* **Written exercise**: Say how many lines contain the string "title". Give no other output.

Items from a data source:
—————

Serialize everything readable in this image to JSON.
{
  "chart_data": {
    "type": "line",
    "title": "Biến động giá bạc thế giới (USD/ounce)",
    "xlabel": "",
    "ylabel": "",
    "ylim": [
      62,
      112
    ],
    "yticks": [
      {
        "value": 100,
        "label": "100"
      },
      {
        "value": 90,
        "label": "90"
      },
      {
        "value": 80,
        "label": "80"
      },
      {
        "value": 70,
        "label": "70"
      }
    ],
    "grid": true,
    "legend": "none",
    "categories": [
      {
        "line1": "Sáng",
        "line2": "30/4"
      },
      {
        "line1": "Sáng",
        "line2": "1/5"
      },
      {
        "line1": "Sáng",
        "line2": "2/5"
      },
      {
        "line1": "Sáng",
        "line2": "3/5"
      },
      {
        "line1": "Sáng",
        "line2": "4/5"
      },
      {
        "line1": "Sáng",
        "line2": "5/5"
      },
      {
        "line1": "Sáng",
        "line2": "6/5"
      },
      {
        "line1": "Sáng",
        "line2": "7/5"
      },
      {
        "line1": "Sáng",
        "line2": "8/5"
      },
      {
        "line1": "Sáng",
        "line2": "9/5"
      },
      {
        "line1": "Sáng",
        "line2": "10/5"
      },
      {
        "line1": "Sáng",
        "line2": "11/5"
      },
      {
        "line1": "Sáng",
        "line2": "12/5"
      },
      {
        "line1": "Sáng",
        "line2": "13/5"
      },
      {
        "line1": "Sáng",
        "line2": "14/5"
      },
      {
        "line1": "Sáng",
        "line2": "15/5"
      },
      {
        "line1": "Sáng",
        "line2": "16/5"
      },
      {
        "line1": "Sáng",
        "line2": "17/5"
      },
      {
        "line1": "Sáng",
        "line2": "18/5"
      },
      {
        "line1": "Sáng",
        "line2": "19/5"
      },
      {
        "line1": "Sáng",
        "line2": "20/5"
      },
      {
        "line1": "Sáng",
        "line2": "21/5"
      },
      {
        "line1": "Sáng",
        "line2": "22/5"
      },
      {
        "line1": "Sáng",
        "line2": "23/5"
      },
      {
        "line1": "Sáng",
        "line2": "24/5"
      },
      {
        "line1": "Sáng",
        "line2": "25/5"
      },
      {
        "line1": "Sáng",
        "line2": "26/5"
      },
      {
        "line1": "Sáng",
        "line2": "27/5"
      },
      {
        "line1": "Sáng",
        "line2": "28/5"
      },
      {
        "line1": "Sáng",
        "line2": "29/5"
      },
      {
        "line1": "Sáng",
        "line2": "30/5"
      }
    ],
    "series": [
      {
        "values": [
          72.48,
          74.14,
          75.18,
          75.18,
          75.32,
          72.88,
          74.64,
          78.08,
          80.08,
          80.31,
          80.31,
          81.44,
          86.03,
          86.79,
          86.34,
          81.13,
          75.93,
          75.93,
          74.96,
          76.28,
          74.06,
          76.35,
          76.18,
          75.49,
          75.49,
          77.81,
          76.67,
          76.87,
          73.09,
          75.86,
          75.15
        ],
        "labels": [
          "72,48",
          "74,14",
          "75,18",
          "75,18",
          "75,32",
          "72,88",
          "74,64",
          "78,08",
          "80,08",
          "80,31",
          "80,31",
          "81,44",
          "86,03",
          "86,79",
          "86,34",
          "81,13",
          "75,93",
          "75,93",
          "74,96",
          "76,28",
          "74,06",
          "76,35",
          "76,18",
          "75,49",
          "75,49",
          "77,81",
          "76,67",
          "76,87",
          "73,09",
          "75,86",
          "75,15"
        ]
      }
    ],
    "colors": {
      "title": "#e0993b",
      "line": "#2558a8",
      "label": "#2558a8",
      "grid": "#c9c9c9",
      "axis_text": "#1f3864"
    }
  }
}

—————

* **Solution to this task**: 2